__Description of the task__: Leave out the pictures and repeat the rest of the material exactly.

__Source records__:
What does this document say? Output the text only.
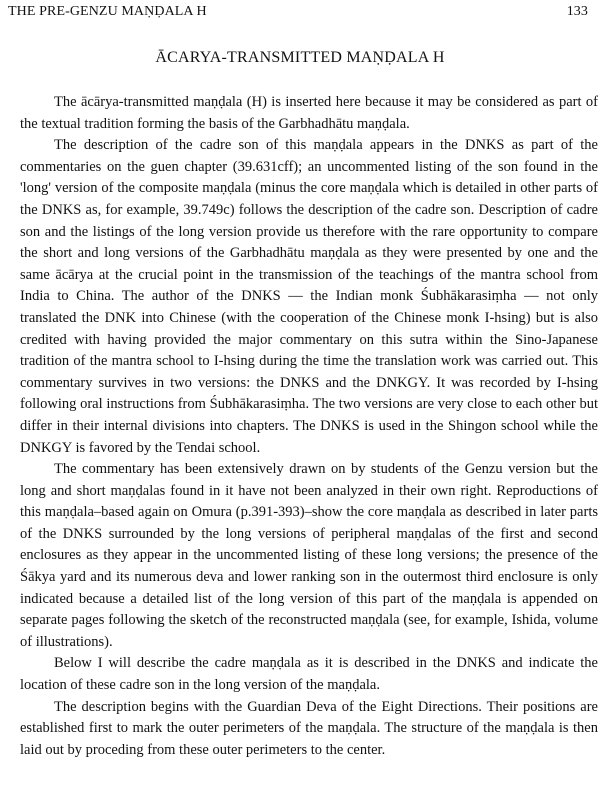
THE PRE-GENZU MAṆḌALA H	133
ĀCARYA-TRANSMITTED MAṆḌALA H

The ācārya-transmitted maṇḍala (H) is inserted here because it may be considered as part of the textual tradition forming the basis of the Garbhadhātu maṇḍala.

The description of the cadre son of this maṇḍala appears in the DNKS as part of the commentaries on the guen chapter (39.631cff); an uncommented listing of the son found in the 'long' version of the composite maṇḍala (minus the core maṇḍala which is detailed in other parts of the DNKS as, for example, 39.749c) follows the description of the cadre son. Description of cadre son and the listings of the long version provide us therefore with the rare opportunity to compare the short and long versions of the Garbhadhātu maṇḍala as they were presented by one and the same ācārya at the crucial point in the transmission of the teachings of the mantra school from India to China. The author of the DNKS — the Indian monk Śubhākarasiṃha — not only translated the DNK into Chinese (with the cooperation of the Chinese monk I-hsing) but is also credited with having provided the major commentary on this sutra within the Sino-Japanese tradition of the mantra school to I-hsing during the time the translation work was carried out. This commentary survives in two versions: the DNKS and the DNKGY. It was recorded by I-hsing following oral instructions from Śubhākarasiṃha. The two versions are very close to each other but differ in their internal divisions into chapters. The DNKS is used in the Shingon school while the DNKGY is favored by the Tendai school.

The commentary has been extensively drawn on by students of the Genzu version but the long and short maṇḍalas found in it have not been analyzed in their own right. Reproductions of this maṇḍala–based again on Omura (p.391-393)–show the core maṇḍala as described in later parts of the DNKS surrounded by the long versions of peripheral maṇḍalas of the first and second enclosures as they appear in the uncommented listing of these long versions; the presence of the Śākya yard and its numerous deva and lower ranking son in the outermost third enclosure is only indicated because a detailed list of the long version of this part of the maṇḍala is appended on separate pages following the sketch of the reconstructed maṇḍala (see, for example, Ishida, volume of illustrations).

Below I will describe the cadre maṇḍala as it is described in the DNKS and indicate the location of these cadre son in the long version of the maṇḍala.

The description begins with the Guardian Deva of the Eight Directions. Their positions are established first to mark the outer perimeters of the maṇḍala. The structure of the maṇḍala is then laid out by proceding from these outer perimeters to the center.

__Solution__:
What does this document say? Output the text only.
THE PRE-GENZU MAṆḌALA H	133
ĀCARYA-TRANSMITTED MAṆḌALA H

The ācārya-transmitted maṇḍala (H) is inserted here because it may be considered as part of the textual tradition forming the basis of the Garbhadhātu maṇḍala.

The description of the cadre son of this maṇḍala appears in the DNKS as part of the commentaries on the guen chapter (39.631cff); an uncommented listing of the son found in the 'long' version of the composite maṇḍala (minus the core maṇḍala which is detailed in other parts of the DNKS as, for example, 39.749c) follows the description of the cadre son. Description of cadre son and the listings of the long version provide us therefore with the rare opportunity to compare the short and long versions of the Garbhadhātu maṇḍala as they were presented by one and the same ācārya at the crucial point in the transmission of the teachings of the mantra school from India to China. The author of the DNKS — the Indian monk Śubhākarasiṃha — not only translated the DNK into Chinese (with the cooperation of the Chinese monk I-hsing) but is also credited with having provided the major commentary on this sutra within the Sino-Japanese tradition of the mantra school to I-hsing during the time the translation work was carried out. This commentary survives in two versions: the DNKS and the DNKGY. It was recorded by I-hsing following oral instructions from Śubhākarasiṃha. The two versions are very close to each other but differ in their internal divisions into chapters. The DNKS is used in the Shingon school while the DNKGY is favored by the Tendai school.

The commentary has been extensively drawn on by students of the Genzu version but the long and short maṇḍalas found in it have not been analyzed in their own right. Reproductions of this maṇḍala–based again on Omura (p.391-393)–show the core maṇḍala as described in later parts of the DNKS surrounded by the long versions of peripheral maṇḍalas of the first and second enclosures as they appear in the uncommented listing of these long versions; the presence of the Śākya yard and its numerous deva and lower ranking son in the outermost third enclosure is only indicated because a detailed list of the long version of this part of the maṇḍala is appended on separate pages following the sketch of the reconstructed maṇḍala (see, for example, Ishida, volume of illustrations).

Below I will describe the cadre maṇḍala as it is described in the DNKS and indicate the location of these cadre son in the long version of the maṇḍala.

The description begins with the Guardian Deva of the Eight Directions. Their positions are established first to mark the outer perimeters of the maṇḍala. The structure of the maṇḍala is then laid out by proceding from these outer perimeters to the center.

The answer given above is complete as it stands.